_Work to be completed_. Look through the listing for the word "main". Copy each line that has it.

Dataset items:
○ ○ ○
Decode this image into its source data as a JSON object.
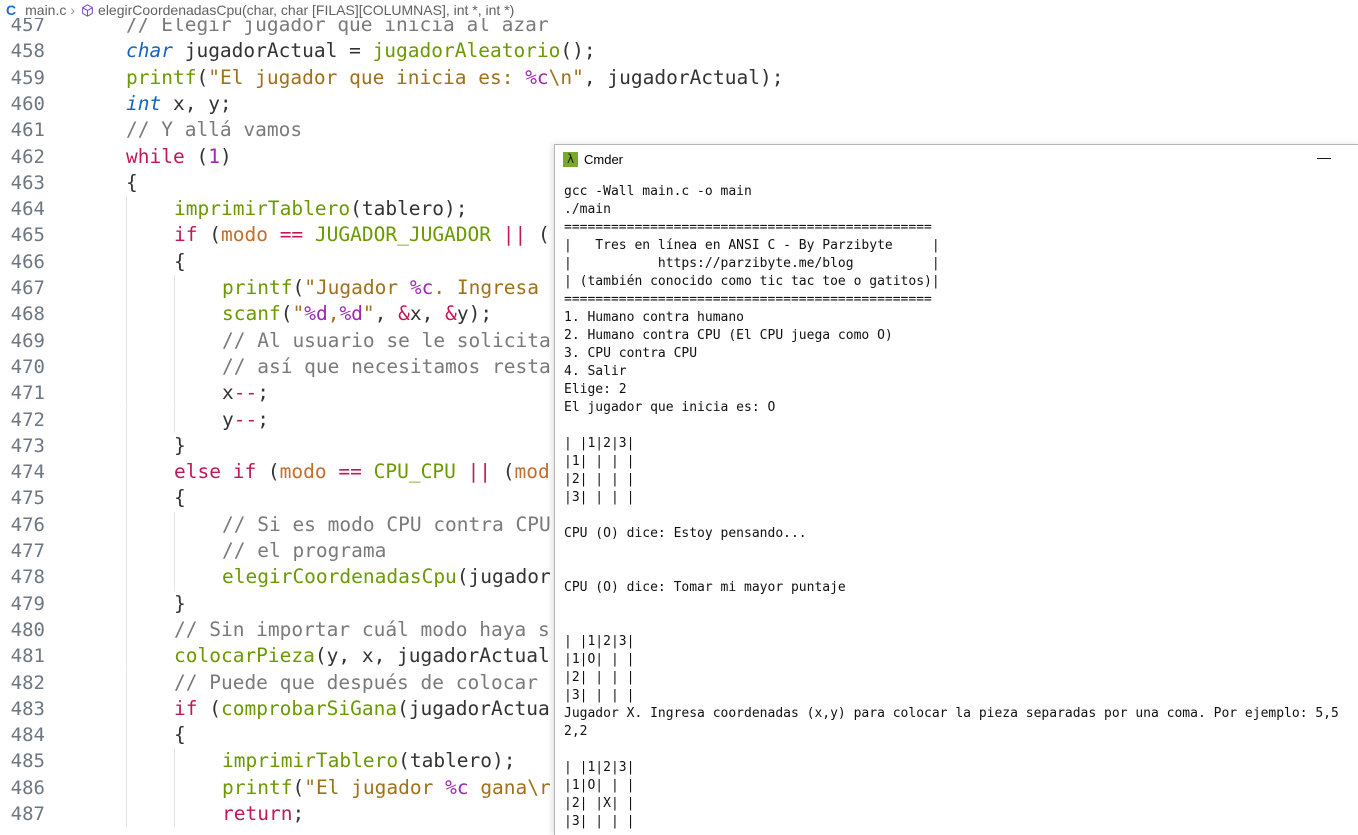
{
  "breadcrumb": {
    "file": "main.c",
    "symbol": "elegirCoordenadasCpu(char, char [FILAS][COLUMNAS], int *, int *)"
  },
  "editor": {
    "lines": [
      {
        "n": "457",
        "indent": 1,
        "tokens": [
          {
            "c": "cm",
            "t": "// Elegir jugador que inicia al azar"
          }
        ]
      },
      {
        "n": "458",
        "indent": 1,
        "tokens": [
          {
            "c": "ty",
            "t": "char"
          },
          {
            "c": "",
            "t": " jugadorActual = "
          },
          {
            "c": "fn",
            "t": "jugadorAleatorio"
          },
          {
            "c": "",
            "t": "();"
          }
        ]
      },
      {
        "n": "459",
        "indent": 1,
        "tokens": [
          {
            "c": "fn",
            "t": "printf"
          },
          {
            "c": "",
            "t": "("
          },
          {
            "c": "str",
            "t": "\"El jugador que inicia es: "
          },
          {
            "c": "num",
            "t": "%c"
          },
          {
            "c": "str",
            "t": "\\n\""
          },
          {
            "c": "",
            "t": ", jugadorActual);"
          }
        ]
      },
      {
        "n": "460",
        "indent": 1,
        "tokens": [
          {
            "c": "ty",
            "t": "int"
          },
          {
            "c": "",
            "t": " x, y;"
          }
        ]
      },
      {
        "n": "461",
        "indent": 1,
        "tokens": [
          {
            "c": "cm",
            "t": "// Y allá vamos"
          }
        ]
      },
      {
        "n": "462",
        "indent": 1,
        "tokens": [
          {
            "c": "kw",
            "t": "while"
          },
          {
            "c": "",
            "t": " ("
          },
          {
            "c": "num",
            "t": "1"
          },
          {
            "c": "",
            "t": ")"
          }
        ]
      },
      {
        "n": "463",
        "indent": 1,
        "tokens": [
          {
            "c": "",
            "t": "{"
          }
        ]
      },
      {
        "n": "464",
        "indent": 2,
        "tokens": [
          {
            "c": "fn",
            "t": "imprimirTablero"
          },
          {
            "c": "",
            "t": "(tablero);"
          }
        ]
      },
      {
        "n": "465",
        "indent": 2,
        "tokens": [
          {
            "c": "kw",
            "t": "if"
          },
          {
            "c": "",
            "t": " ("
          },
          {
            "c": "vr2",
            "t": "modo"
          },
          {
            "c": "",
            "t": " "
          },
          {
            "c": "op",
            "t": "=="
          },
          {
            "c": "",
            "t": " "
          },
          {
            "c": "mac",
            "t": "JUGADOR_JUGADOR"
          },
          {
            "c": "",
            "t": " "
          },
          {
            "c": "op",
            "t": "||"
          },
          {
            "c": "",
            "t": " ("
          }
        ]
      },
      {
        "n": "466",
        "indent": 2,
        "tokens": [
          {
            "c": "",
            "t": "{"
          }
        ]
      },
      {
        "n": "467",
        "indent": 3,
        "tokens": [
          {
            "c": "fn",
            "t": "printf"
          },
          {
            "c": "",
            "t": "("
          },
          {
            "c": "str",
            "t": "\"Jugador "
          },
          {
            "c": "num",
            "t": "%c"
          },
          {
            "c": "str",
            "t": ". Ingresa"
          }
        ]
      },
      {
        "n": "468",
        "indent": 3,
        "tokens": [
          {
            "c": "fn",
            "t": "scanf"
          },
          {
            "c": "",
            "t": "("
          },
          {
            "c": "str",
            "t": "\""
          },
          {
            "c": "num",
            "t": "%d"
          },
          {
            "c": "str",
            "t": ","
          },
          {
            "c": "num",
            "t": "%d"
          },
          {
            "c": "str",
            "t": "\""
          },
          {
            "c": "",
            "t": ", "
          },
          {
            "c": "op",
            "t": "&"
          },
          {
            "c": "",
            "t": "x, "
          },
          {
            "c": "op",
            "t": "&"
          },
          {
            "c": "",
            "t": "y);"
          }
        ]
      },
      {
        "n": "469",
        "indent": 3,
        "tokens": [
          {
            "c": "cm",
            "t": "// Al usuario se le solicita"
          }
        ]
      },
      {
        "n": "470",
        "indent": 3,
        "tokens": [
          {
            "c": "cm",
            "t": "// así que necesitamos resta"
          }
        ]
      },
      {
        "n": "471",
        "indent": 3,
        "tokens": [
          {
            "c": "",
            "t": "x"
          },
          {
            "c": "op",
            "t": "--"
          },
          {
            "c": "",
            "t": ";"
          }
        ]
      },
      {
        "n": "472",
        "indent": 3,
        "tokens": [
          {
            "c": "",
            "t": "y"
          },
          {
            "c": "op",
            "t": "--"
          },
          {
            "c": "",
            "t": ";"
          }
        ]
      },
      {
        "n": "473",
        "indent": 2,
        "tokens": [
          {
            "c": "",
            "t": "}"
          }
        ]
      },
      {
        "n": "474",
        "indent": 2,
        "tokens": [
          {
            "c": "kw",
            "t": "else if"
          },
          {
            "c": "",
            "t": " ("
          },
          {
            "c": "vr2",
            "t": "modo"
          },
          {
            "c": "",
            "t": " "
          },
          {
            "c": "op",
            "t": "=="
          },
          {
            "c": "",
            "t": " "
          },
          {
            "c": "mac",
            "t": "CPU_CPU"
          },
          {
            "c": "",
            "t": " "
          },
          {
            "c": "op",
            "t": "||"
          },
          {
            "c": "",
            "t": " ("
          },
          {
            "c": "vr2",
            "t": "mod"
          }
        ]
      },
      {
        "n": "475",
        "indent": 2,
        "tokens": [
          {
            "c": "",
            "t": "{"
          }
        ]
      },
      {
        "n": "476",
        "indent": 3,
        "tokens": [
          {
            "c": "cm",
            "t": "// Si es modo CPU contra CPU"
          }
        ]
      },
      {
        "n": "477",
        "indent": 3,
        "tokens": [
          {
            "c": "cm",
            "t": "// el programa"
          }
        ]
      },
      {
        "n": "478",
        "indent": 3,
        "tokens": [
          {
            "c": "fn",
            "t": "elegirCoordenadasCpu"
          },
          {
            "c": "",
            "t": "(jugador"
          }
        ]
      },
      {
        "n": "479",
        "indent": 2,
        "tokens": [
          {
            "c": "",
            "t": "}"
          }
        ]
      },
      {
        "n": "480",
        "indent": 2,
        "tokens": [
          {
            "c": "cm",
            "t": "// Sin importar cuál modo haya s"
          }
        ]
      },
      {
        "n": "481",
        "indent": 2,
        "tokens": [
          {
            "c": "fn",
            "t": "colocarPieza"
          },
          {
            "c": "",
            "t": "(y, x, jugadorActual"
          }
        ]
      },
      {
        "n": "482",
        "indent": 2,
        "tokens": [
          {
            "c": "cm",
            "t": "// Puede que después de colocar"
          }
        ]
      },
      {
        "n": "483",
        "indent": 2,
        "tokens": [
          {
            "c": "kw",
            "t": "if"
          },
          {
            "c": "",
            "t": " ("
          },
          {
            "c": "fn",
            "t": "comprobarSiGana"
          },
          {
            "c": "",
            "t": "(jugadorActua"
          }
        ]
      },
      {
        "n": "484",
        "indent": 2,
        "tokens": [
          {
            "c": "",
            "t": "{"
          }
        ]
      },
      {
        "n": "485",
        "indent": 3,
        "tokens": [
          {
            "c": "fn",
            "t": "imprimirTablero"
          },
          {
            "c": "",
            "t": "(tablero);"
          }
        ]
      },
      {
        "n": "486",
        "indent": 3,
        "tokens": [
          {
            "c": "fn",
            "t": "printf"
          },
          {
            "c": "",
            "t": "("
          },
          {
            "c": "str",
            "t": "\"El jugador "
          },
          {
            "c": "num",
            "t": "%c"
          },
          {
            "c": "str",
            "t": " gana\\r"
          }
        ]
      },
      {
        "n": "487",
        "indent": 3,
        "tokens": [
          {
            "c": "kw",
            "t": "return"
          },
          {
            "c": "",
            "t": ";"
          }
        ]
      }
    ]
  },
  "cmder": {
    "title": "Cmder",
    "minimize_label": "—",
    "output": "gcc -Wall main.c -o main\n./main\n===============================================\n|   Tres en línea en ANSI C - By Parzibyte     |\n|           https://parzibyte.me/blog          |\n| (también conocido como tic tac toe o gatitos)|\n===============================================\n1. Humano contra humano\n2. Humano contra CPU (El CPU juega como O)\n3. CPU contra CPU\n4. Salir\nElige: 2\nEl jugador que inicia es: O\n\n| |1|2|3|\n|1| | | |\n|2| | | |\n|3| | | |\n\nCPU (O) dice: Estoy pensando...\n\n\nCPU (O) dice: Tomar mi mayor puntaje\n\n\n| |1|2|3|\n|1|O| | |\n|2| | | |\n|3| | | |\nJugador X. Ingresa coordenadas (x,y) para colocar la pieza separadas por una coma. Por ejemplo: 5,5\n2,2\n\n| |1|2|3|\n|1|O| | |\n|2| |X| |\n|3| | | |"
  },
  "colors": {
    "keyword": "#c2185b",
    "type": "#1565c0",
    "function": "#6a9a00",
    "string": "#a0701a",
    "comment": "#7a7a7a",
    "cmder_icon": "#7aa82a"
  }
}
○ ○ ○
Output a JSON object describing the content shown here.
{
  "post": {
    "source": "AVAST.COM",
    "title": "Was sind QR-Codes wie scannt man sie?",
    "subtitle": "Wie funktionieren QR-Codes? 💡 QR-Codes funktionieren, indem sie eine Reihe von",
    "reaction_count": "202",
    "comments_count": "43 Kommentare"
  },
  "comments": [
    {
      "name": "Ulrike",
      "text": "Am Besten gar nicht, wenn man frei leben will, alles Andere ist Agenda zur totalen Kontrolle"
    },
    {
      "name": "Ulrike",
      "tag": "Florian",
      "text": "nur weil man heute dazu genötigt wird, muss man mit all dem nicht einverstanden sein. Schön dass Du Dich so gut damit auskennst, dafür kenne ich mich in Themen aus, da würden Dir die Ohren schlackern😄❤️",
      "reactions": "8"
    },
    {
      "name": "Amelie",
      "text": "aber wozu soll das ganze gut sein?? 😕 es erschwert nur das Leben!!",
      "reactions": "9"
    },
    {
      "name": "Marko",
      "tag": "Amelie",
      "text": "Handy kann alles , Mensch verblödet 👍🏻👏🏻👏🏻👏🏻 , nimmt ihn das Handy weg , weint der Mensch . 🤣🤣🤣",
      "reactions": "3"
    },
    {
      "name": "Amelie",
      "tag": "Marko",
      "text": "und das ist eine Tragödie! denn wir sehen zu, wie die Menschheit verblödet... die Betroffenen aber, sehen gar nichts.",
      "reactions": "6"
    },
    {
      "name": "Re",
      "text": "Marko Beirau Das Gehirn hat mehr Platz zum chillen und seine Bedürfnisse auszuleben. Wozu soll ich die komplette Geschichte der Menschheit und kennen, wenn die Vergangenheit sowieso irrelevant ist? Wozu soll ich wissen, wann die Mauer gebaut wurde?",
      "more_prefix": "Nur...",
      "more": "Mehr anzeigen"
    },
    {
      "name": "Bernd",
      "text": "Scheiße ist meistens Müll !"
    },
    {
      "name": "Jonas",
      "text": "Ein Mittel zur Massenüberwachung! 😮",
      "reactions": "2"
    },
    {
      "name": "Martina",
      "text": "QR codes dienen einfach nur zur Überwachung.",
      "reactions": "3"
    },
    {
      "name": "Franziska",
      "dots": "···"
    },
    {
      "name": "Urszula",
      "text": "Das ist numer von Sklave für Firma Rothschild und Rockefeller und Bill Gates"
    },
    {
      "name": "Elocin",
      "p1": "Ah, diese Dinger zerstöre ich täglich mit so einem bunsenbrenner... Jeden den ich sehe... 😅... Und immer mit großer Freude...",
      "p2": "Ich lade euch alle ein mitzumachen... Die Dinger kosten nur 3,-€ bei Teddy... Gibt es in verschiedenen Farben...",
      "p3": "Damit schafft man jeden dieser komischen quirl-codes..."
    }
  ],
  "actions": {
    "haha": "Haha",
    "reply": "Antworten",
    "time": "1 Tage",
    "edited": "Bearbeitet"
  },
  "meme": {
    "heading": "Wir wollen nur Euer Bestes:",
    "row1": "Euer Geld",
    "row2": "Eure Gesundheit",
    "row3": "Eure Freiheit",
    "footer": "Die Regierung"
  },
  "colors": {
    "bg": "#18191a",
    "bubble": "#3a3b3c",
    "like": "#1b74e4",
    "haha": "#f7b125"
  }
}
○ ○ ○
_Answer below_.
    "file": "main.c",
    "output": "gcc -Wall main.c -o main\n./main\n===============================================\n|   Tres en línea en ANSI C - By Parzibyte     |\n|           https://parzibyte.me/blog          |\n| (también conocido como tic tac toe o gatitos)|\n===============================================\n1. Humano contra humano\n2. Humano contra CPU (El CPU juega como O)\n3. CPU contra CPU\n4. Salir\nElige: 2\nEl jugador que inicia es: O\n\n| |1|2|3|\n|1| | | |\n|2| | | |\n|3| | | |\n\nCPU (O) dice: Estoy pensando...\n\n\nCPU (O) dice: Tomar mi mayor puntaje\n\n\n| |1|2|3|\n|1|O| | |\n|2| | | |\n|3| | | |\nJugador X. Ingresa coordenadas (x,y) para colocar la pieza separadas por una coma. Por ejemplo: 5,5\n2,2\n\n| |1|2|3|\n|1|O| | |\n|2| |X| |\n|3| | | |"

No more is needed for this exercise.